▶ [WRITTEN PROBLEM]
Return the material word for word. Do not include the pictures.

Stored items from a collection
○ ○ ○ ○

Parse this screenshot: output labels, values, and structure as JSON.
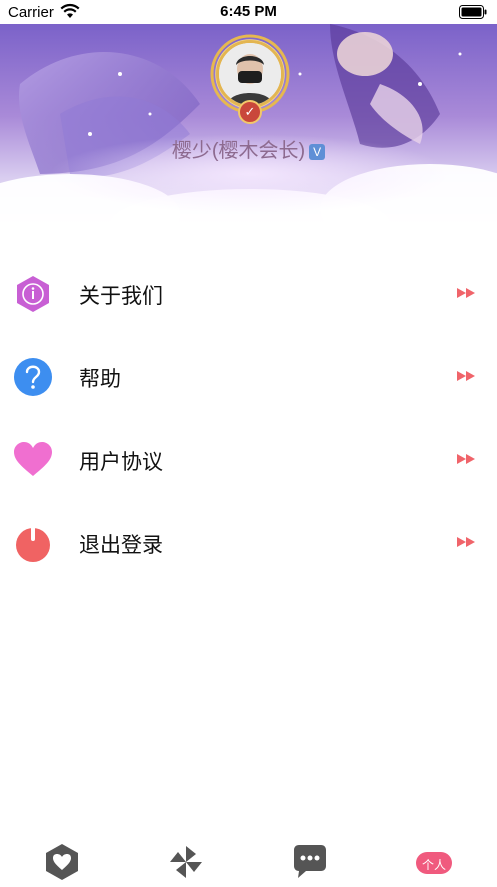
{
  "status_bar": {
    "carrier": "Carrier",
    "time": "6:45 PM"
  },
  "profile": {
    "username": "樱少(樱木会长)",
    "vip_badge": "V",
    "avatar_badge": "✓"
  },
  "menu": [
    {
      "label": "关于我们",
      "icon": "info-hexagon-icon",
      "color": "#c85fd4"
    },
    {
      "label": "帮助",
      "icon": "help-circle-icon",
      "color": "#3d8ef0"
    },
    {
      "label": "用户协议",
      "icon": "heart-icon",
      "color": "#f06fd0"
    },
    {
      "label": "退出登录",
      "icon": "power-icon",
      "color": "#f06363"
    }
  ],
  "arrow_color": "#f0646a",
  "tabbar": {
    "tabs": [
      {
        "icon": "shield-heart-icon"
      },
      {
        "icon": "pinwheel-icon"
      },
      {
        "icon": "chat-bubble-icon"
      },
      {
        "icon": "profile-tab-icon",
        "label": "个人",
        "active": true
      }
    ],
    "active_color": "#f05a7e",
    "inactive_color": "#555555"
  }
}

○ ○ ○ ○

▶ [REPLY TO THE EXERCISE]
Parse this screenshot: output labels, values, and structure as JSON.
{
  "status_bar": {
    "carrier": "Carrier",
    "time": "6:45 PM"
  },
  "profile": {
    "username": "樱少(樱木会长)",
    "vip_badge": "V",
    "avatar_badge": "✓"
  },
  "menu": [
    {
      "label": "关于我们",
      "icon": "info-hexagon-icon",
      "color": "#c85fd4"
    },
    {
      "label": "帮助",
      "icon": "help-circle-icon",
      "color": "#3d8ef0"
    },
    {
      "label": "用户协议",
      "icon": "heart-icon",
      "color": "#f06fd0"
    },
    {
      "label": "退出登录",
      "icon": "power-icon",
      "color": "#f06363"
    }
  ],
  "arrow_color": "#f0646a",
  "tabbar": {
    "tabs": [
      {
        "icon": "shield-heart-icon"
      },
      {
        "icon": "pinwheel-icon"
      },
      {
        "icon": "chat-bubble-icon"
      },
      {
        "icon": "profile-tab-icon",
        "label": "个人",
        "active": true
      }
    ],
    "active_color": "#f05a7e",
    "inactive_color": "#555555"
  }
}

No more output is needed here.